◆ WHAT TO WORK ON
Would you please transcribe the listing exactly, with no images?

INFORMATION SUPPLIED section start

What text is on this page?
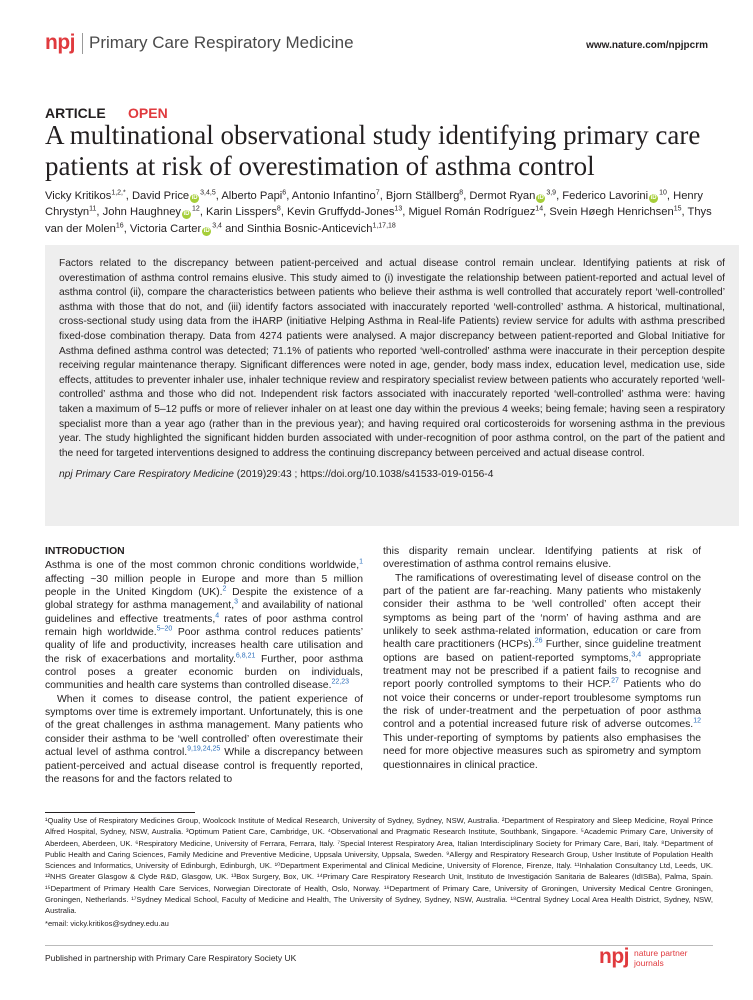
npj Primary Care Respiratory Medicine	www.nature.com/npjpcrm
ARTICLE OPEN
A multinational observational study identifying primary care patients at risk of overestimation of asthma control
Vicky Kritikos$^{1,2,*}$, David Price iD$^{3,4,5}$, Alberto Papi$^6$, Antonio Infantino$^7$, Bjorn Ställberg$^8$, Dermot Ryan iD$^{3,9}$, Federico Lavorini $iD^{10}$, Henry Chrystyn$^{11}$, John Haughney $iD^{12}$, Karin Lisspers$^8$, Kevin Gruffydd-Jones$^{13}$, Miguel Román Rodríguez$^{14}$, Svein Høegh Henrichsen$^{15}$, Thys van der Molen$^{16}$, Victoria Carter iD$^{3,4}$ and Sinthia Bosnic-Anticevich$^{1,17,18}$
Factors related to the discrepancy between patient-perceived and actual disease control remain unclear. Identifying patients at risk of overestimation of asthma control remains elusive. This study aimed to (i) investigate the relationship between patient-reported and actual level of asthma control (ii), compare the characteristics between patients who believe their asthma is well controlled that accurately report ‘well-controlled’ asthma with those that do not, and (iii) identify factors associated with inaccurately reported ‘well-controlled’ asthma. A historical, multinational, cross-sectional study using data from the iHARP (initiative Helping Asthma in Real-life Patients) review service for adults with asthma prescribed fixed-dose combination therapy. Data from 4274 patients were analysed. A major discrepancy between patient-reported and Global Initiative for Asthma defined asthma control was detected; 71.1% of patients who reported ‘well-controlled’ asthma were inaccurate in their perception despite receiving regular maintenance therapy. Significant differences were noted in age, gender, body mass index, education level, medication use, side effects, attitudes to preventer inhaler use, inhaler technique review and respiratory specialist review between patients who accurately reported ‘well-controlled’ asthma and those who did not. Independent risk factors associated with inaccurately reported ‘well-controlled’ asthma were: having taken a maximum of 5–12 puffs or more of reliever inhaler on at least one day within the previous 4 weeks; being female; having seen a respiratory specialist more than a year ago (rather than in the previous year); and having required oral corticosteroids for worsening asthma in the previous year. The study highlighted the significant hidden burden associated with under-recognition of poor asthma control, on the part of the patient and the need for targeted interventions designed to address the continuing discrepancy between perceived and actual disease control.
npj Primary Care Respiratory Medicine (2019)29:43 ; https://doi.org/10.1038/s41533-019-0156-4
INTRODUCTION

Asthma is one of the most common chronic conditions worldwide,$^1$ affecting ~30 million people in Europe and more than 5 million people in the United Kingdom (UK).$^2$ Despite the existence of a global strategy for asthma management,$^3$ and availability of national guidelines and effective treatments,$^4$ rates of poor asthma control remain high worldwide.$^{5-20}$ Poor asthma control reduces patients’ quality of life and productivity, increases health care utilisation and the risk of exacerbations and mortality.$^{6,8,21}$ Further, poor asthma control poses a greater economic burden on individuals, communities and health care systems than controlled disease.$^{22,23}$

When it comes to disease control, the patient experience of symptoms over time is extremely important. Unfortunately, this is one of the great challenges in asthma management. Many patients who consider their asthma to be ‘well controlled’ often overestimate their actual level of asthma control.$^{9,19,24,25}$ While a discrepancy between patient-perceived and actual disease control is frequently reported, the reasons for and the factors related to

this disparity remain unclear. Identifying patients at risk of overestimation of asthma control remains elusive.

The ramifications of overestimating level of disease control on the part of the patient are far-reaching. Many patients who mistakenly consider their asthma to be ‘well controlled’ often accept their symptoms as being part of the ‘norm’ of having asthma and are unlikely to seek asthma-related information, education or care from health care practitioners (HCPs).$^{26}$ Further, since guideline treatment options are based on patient-reported symptoms,$^{3,4}$ appropriate treatment may not be prescribed if a patient fails to recognise and report poorly controlled symptoms to their HCP.$^{27}$ Patients who do not voice their concerns or under-report troublesome symptoms run the risk of under-treatment and the perpetuation of poor asthma control and a potential increased future risk of adverse outcomes.$^{12}$ This under-reporting of symptoms by patients also emphasises the need for more objective measures such as spirometry and symptom questionnaires in clinical practice.

¹Quality Use of Respiratory Medicines Group, Woolcock Institute of Medical Research, University of Sydney, Sydney, NSW, Australia. ²Department of Respiratory and Sleep Medicine, Royal Prince Alfred Hospital, Sydney, NSW, Australia. ³Optimum Patient Care, Cambridge, UK. ⁴Observational and Pragmatic Research Institute, Southbank, Singapore. ⁵Academic Primary Care, University of Aberdeen, Aberdeen, UK. ⁶Respiratory Medicine, University of Ferrara, Ferrara, Italy. ⁷Special Interest Respiratory Area, Italian Interdisciplinary Society for Primary Care, Bari, Italy. ⁸Department of Public Health and Caring Sciences, Family Medicine and Preventive Medicine, Uppsala University, Uppsala, Sweden. ⁹Allergy and Respiratory Research Group, Usher Institute of Population Health Sciences and Informatics, University of Edinburgh, Edinburgh, UK. ¹⁰Department Experimental and Clinical Medicine, University of Florence, Firenze, Italy. ¹¹Inhalation Consultancy Ltd, Leeds, UK. ¹²NHS Greater Glasgow & Clyde R&D, Glasgow, UK. ¹³Box Surgery, Box, UK. ¹⁴Primary Care Respiratory Research Unit, Instituto de Investigación Sanitaria de Baleares (IdISBa), Palma, Spain. ¹⁵Department of Primary Health Care Services, Norwegian Directorate of Health, Oslo, Norway. ¹⁶Department of Primary Care, University of Groningen, University Medical Centre Groningen, Groningen, Netherlands. ¹⁷Sydney Medical School, Faculty of Medicine and Health, The University of Sydney, Sydney, NSW, Australia. ¹⁸Central Sydney Local Area Health District, Sydney, NSW, Australia.
*email: vicky.kritikos@sydney.edu.au
Published in partnership with Primary Care Respiratory Society UK	npj nature partner
journals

INFORMATION SUPPLIED section end

◆ RESULT FOR THIS EXERCISE
What text is on this page?
npj Primary Care Respiratory Medicine	www.nature.com/npjpcrm
ARTICLE OPEN
A multinational observational study identifying primary care patients at risk of overestimation of asthma control
Vicky Kritikos$^{1,2,*}$, David Price iD$^{3,4,5}$, Alberto Papi$^6$, Antonio Infantino$^7$, Bjorn Ställberg$^8$, Dermot Ryan iD$^{3,9}$, Federico Lavorini $iD^{10}$, Henry Chrystyn$^{11}$, John Haughney $iD^{12}$, Karin Lisspers$^8$, Kevin Gruffydd-Jones$^{13}$, Miguel Román Rodríguez$^{14}$, Svein Høegh Henrichsen$^{15}$, Thys van der Molen$^{16}$, Victoria Carter iD$^{3,4}$ and Sinthia Bosnic-Anticevich$^{1,17,18}$
Factors related to the discrepancy between patient-perceived and actual disease control remain unclear. Identifying patients at risk of overestimation of asthma control remains elusive. This study aimed to (i) investigate the relationship between patient-reported and actual level of asthma control (ii), compare the characteristics between patients who believe their asthma is well controlled that accurately report ‘well-controlled’ asthma with those that do not, and (iii) identify factors associated with inaccurately reported ‘well-controlled’ asthma. A historical, multinational, cross-sectional study using data from the iHARP (initiative Helping Asthma in Real-life Patients) review service for adults with asthma prescribed fixed-dose combination therapy. Data from 4274 patients were analysed. A major discrepancy between patient-reported and Global Initiative for Asthma defined asthma control was detected; 71.1% of patients who reported ‘well-controlled’ asthma were inaccurate in their perception despite receiving regular maintenance therapy. Significant differences were noted in age, gender, body mass index, education level, medication use, side effects, attitudes to preventer inhaler use, inhaler technique review and respiratory specialist review between patients who accurately reported ‘well-controlled’ asthma and those who did not. Independent risk factors associated with inaccurately reported ‘well-controlled’ asthma were: having taken a maximum of 5–12 puffs or more of reliever inhaler on at least one day within the previous 4 weeks; being female; having seen a respiratory specialist more than a year ago (rather than in the previous year); and having required oral corticosteroids for worsening asthma in the previous year. The study highlighted the significant hidden burden associated with under-recognition of poor asthma control, on the part of the patient and the need for targeted interventions designed to address the continuing discrepancy between perceived and actual disease control.
npj Primary Care Respiratory Medicine (2019)29:43 ; https://doi.org/10.1038/s41533-019-0156-4
INTRODUCTION

Asthma is one of the most common chronic conditions worldwide,$^1$ affecting ~30 million people in Europe and more than 5 million people in the United Kingdom (UK).$^2$ Despite the existence of a global strategy for asthma management,$^3$ and availability of national guidelines and effective treatments,$^4$ rates of poor asthma control remain high worldwide.$^{5-20}$ Poor asthma control reduces patients’ quality of life and productivity, increases health care utilisation and the risk of exacerbations and mortality.$^{6,8,21}$ Further, poor asthma control poses a greater economic burden on individuals, communities and health care systems than controlled disease.$^{22,23}$

When it comes to disease control, the patient experience of symptoms over time is extremely important. Unfortunately, this is one of the great challenges in asthma management. Many patients who consider their asthma to be ‘well controlled’ often overestimate their actual level of asthma control.$^{9,19,24,25}$ While a discrepancy between patient-perceived and actual disease control is frequently reported, the reasons for and the factors related to

this disparity remain unclear. Identifying patients at risk of overestimation of asthma control remains elusive.

The ramifications of overestimating level of disease control on the part of the patient are far-reaching. Many patients who mistakenly consider their asthma to be ‘well controlled’ often accept their symptoms as being part of the ‘norm’ of having asthma and are unlikely to seek asthma-related information, education or care from health care practitioners (HCPs).$^{26}$ Further, since guideline treatment options are based on patient-reported symptoms,$^{3,4}$ appropriate treatment may not be prescribed if a patient fails to recognise and report poorly controlled symptoms to their HCP.$^{27}$ Patients who do not voice their concerns or under-report troublesome symptoms run the risk of under-treatment and the perpetuation of poor asthma control and a potential increased future risk of adverse outcomes.$^{12}$ This under-reporting of symptoms by patients also emphasises the need for more objective measures such as spirometry and symptom questionnaires in clinical practice.

¹Quality Use of Respiratory Medicines Group, Woolcock Institute of Medical Research, University of Sydney, Sydney, NSW, Australia. ²Department of Respiratory and Sleep Medicine, Royal Prince Alfred Hospital, Sydney, NSW, Australia. ³Optimum Patient Care, Cambridge, UK. ⁴Observational and Pragmatic Research Institute, Southbank, Singapore. ⁵Academic Primary Care, University of Aberdeen, Aberdeen, UK. ⁶Respiratory Medicine, University of Ferrara, Ferrara, Italy. ⁷Special Interest Respiratory Area, Italian Interdisciplinary Society for Primary Care, Bari, Italy. ⁸Department of Public Health and Caring Sciences, Family Medicine and Preventive Medicine, Uppsala University, Uppsala, Sweden. ⁹Allergy and Respiratory Research Group, Usher Institute of Population Health Sciences and Informatics, University of Edinburgh, Edinburgh, UK. ¹⁰Department Experimental and Clinical Medicine, University of Florence, Firenze, Italy. ¹¹Inhalation Consultancy Ltd, Leeds, UK. ¹²NHS Greater Glasgow & Clyde R&D, Glasgow, UK. ¹³Box Surgery, Box, UK. ¹⁴Primary Care Respiratory Research Unit, Instituto de Investigación Sanitaria de Baleares (IdISBa), Palma, Spain. ¹⁵Department of Primary Health Care Services, Norwegian Directorate of Health, Oslo, Norway. ¹⁶Department of Primary Care, University of Groningen, University Medical Centre Groningen, Groningen, Netherlands. ¹⁷Sydney Medical School, Faculty of Medicine and Health, The University of Sydney, Sydney, NSW, Australia. ¹⁸Central Sydney Local Area Health District, Sydney, NSW, Australia.
*email: vicky.kritikos@sydney.edu.au
Published in partnership with Primary Care Respiratory Society UK	npj nature partner
journals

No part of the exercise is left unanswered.